* RECORDS TO PROCESS *

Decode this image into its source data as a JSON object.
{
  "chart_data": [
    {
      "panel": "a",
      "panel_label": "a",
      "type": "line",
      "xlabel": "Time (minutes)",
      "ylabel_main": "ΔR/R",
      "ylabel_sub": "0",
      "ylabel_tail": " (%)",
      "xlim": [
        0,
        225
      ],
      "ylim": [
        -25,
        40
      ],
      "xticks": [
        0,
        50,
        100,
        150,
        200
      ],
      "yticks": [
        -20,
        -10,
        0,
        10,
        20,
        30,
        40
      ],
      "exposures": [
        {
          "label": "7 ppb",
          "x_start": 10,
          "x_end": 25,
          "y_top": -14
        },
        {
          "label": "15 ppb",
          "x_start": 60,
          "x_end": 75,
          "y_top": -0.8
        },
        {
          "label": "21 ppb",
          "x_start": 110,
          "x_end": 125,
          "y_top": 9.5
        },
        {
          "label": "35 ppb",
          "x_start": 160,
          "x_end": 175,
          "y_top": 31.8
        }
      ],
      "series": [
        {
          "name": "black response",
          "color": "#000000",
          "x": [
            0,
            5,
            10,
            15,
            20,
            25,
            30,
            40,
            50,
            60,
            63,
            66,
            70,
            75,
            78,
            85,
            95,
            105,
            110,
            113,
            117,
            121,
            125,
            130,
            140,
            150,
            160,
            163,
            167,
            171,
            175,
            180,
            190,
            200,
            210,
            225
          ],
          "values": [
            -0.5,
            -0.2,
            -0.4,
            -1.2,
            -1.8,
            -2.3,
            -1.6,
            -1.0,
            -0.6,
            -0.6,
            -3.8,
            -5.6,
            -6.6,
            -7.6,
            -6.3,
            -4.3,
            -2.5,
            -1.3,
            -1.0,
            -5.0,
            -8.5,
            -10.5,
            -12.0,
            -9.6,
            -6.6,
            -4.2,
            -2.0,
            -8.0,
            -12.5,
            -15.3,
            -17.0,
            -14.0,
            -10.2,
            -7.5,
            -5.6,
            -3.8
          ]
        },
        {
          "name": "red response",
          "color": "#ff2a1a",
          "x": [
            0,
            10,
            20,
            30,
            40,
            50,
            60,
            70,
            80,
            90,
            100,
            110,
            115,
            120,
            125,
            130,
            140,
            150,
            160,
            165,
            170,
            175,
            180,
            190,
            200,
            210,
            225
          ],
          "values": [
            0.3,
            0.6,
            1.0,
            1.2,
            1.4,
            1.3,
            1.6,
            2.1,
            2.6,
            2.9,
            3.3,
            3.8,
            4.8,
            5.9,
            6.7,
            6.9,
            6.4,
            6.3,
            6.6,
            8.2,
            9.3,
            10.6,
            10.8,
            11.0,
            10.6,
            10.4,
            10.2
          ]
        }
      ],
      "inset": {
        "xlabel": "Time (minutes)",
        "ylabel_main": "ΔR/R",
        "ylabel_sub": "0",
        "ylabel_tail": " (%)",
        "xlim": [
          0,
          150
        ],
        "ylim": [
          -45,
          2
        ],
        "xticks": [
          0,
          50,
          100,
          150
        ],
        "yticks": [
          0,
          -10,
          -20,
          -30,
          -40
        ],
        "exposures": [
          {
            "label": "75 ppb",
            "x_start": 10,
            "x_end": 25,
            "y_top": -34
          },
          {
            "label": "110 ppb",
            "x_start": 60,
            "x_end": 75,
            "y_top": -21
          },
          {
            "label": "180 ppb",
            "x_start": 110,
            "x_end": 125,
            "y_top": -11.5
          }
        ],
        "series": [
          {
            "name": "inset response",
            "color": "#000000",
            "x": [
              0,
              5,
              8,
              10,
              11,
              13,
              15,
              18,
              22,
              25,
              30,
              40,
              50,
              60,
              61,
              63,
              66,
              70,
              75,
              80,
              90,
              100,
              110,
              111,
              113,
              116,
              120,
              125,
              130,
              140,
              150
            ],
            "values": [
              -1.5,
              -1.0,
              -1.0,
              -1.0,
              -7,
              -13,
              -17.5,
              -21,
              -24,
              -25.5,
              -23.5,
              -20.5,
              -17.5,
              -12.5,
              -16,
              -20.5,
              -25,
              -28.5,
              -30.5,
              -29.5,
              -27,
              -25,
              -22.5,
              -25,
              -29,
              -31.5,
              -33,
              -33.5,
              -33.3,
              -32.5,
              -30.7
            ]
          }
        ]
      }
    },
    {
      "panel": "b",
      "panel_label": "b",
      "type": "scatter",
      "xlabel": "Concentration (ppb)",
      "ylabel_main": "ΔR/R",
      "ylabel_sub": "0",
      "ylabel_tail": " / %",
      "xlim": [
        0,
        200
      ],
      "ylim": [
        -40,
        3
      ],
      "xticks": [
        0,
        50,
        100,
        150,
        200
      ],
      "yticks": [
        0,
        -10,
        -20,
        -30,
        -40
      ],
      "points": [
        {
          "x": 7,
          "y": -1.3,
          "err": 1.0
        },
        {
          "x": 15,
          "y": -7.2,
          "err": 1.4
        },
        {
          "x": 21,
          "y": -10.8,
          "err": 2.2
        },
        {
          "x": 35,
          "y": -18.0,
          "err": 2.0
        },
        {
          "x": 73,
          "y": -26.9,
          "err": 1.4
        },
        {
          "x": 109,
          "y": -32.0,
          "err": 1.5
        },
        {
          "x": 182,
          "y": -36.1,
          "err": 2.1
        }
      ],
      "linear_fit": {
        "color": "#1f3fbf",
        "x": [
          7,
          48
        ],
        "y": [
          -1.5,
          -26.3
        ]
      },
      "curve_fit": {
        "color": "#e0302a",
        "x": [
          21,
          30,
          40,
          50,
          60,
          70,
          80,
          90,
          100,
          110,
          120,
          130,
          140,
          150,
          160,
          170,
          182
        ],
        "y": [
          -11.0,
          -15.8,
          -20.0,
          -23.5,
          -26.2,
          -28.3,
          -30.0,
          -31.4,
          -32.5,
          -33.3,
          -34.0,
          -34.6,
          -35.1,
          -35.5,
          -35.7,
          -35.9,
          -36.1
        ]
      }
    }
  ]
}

* EXERCISE GOAL *
Every entry must be output again, exactly as written above.

* ANSWER TO THIS PROBLEM *
Decode this image into its source data as a JSON object.
{
  "chart_data": [
    {
      "panel": "a",
      "panel_label": "a",
      "type": "line",
      "xlabel": "Time (minutes)",
      "ylabel_main": "ΔR/R",
      "ylabel_sub": "0",
      "ylabel_tail": " (%)",
      "xlim": [
        0,
        225
      ],
      "ylim": [
        -25,
        40
      ],
      "xticks": [
        0,
        50,
        100,
        150,
        200
      ],
      "yticks": [
        -20,
        -10,
        0,
        10,
        20,
        30,
        40
      ],
      "exposures": [
        {
          "label": "7 ppb",
          "x_start": 10,
          "x_end": 25,
          "y_top": -14
        },
        {
          "label": "15 ppb",
          "x_start": 60,
          "x_end": 75,
          "y_top": -0.8
        },
        {
          "label": "21 ppb",
          "x_start": 110,
          "x_end": 125,
          "y_top": 9.5
        },
        {
          "label": "35 ppb",
          "x_start": 160,
          "x_end": 175,
          "y_top": 31.8
        }
      ],
      "series": [
        {
          "name": "black response",
          "color": "#000000",
          "x": [
            0,
            5,
            10,
            15,
            20,
            25,
            30,
            40,
            50,
            60,
            63,
            66,
            70,
            75,
            78,
            85,
            95,
            105,
            110,
            113,
            117,
            121,
            125,
            130,
            140,
            150,
            160,
            163,
            167,
            171,
            175,
            180,
            190,
            200,
            210,
            225
          ],
          "values": [
            -0.5,
            -0.2,
            -0.4,
            -1.2,
            -1.8,
            -2.3,
            -1.6,
            -1.0,
            -0.6,
            -0.6,
            -3.8,
            -5.6,
            -6.6,
            -7.6,
            -6.3,
            -4.3,
            -2.5,
            -1.3,
            -1.0,
            -5.0,
            -8.5,
            -10.5,
            -12.0,
            -9.6,
            -6.6,
            -4.2,
            -2.0,
            -8.0,
            -12.5,
            -15.3,
            -17.0,
            -14.0,
            -10.2,
            -7.5,
            -5.6,
            -3.8
          ]
        },
        {
          "name": "red response",
          "color": "#ff2a1a",
          "x": [
            0,
            10,
            20,
            30,
            40,
            50,
            60,
            70,
            80,
            90,
            100,
            110,
            115,
            120,
            125,
            130,
            140,
            150,
            160,
            165,
            170,
            175,
            180,
            190,
            200,
            210,
            225
          ],
          "values": [
            0.3,
            0.6,
            1.0,
            1.2,
            1.4,
            1.3,
            1.6,
            2.1,
            2.6,
            2.9,
            3.3,
            3.8,
            4.8,
            5.9,
            6.7,
            6.9,
            6.4,
            6.3,
            6.6,
            8.2,
            9.3,
            10.6,
            10.8,
            11.0,
            10.6,
            10.4,
            10.2
          ]
        }
      ],
      "inset": {
        "xlabel": "Time (minutes)",
        "ylabel_main": "ΔR/R",
        "ylabel_sub": "0",
        "ylabel_tail": " (%)",
        "xlim": [
          0,
          150
        ],
        "ylim": [
          -45,
          2
        ],
        "xticks": [
          0,
          50,
          100,
          150
        ],
        "yticks": [
          0,
          -10,
          -20,
          -30,
          -40
        ],
        "exposures": [
          {
            "label": "75 ppb",
            "x_start": 10,
            "x_end": 25,
            "y_top": -34
          },
          {
            "label": "110 ppb",
            "x_start": 60,
            "x_end": 75,
            "y_top": -21
          },
          {
            "label": "180 ppb",
            "x_start": 110,
            "x_end": 125,
            "y_top": -11.5
          }
        ],
        "series": [
          {
            "name": "inset response",
            "color": "#000000",
            "x": [
              0,
              5,
              8,
              10,
              11,
              13,
              15,
              18,
              22,
              25,
              30,
              40,
              50,
              60,
              61,
              63,
              66,
              70,
              75,
              80,
              90,
              100,
              110,
              111,
              113,
              116,
              120,
              125,
              130,
              140,
              150
            ],
            "values": [
              -1.5,
              -1.0,
              -1.0,
              -1.0,
              -7,
              -13,
              -17.5,
              -21,
              -24,
              -25.5,
              -23.5,
              -20.5,
              -17.5,
              -12.5,
              -16,
              -20.5,
              -25,
              -28.5,
              -30.5,
              -29.5,
              -27,
              -25,
              -22.5,
              -25,
              -29,
              -31.5,
              -33,
              -33.5,
              -33.3,
              -32.5,
              -30.7
            ]
          }
        ]
      }
    },
    {
      "panel": "b",
      "panel_label": "b",
      "type": "scatter",
      "xlabel": "Concentration (ppb)",
      "ylabel_main": "ΔR/R",
      "ylabel_sub": "0",
      "ylabel_tail": " / %",
      "xlim": [
        0,
        200
      ],
      "ylim": [
        -40,
        3
      ],
      "xticks": [
        0,
        50,
        100,
        150,
        200
      ],
      "yticks": [
        0,
        -10,
        -20,
        -30,
        -40
      ],
      "points": [
        {
          "x": 7,
          "y": -1.3,
          "err": 1.0
        },
        {
          "x": 15,
          "y": -7.2,
          "err": 1.4
        },
        {
          "x": 21,
          "y": -10.8,
          "err": 2.2
        },
        {
          "x": 35,
          "y": -18.0,
          "err": 2.0
        },
        {
          "x": 73,
          "y": -26.9,
          "err": 1.4
        },
        {
          "x": 109,
          "y": -32.0,
          "err": 1.5
        },
        {
          "x": 182,
          "y": -36.1,
          "err": 2.1
        }
      ],
      "linear_fit": {
        "color": "#1f3fbf",
        "x": [
          7,
          48
        ],
        "y": [
          -1.5,
          -26.3
        ]
      },
      "curve_fit": {
        "color": "#e0302a",
        "x": [
          21,
          30,
          40,
          50,
          60,
          70,
          80,
          90,
          100,
          110,
          120,
          130,
          140,
          150,
          160,
          170,
          182
        ],
        "y": [
          -11.0,
          -15.8,
          -20.0,
          -23.5,
          -26.2,
          -28.3,
          -30.0,
          -31.4,
          -32.5,
          -33.3,
          -34.0,
          -34.6,
          -35.1,
          -35.5,
          -35.7,
          -35.9,
          -36.1
        ]
      }
    }
  ]
}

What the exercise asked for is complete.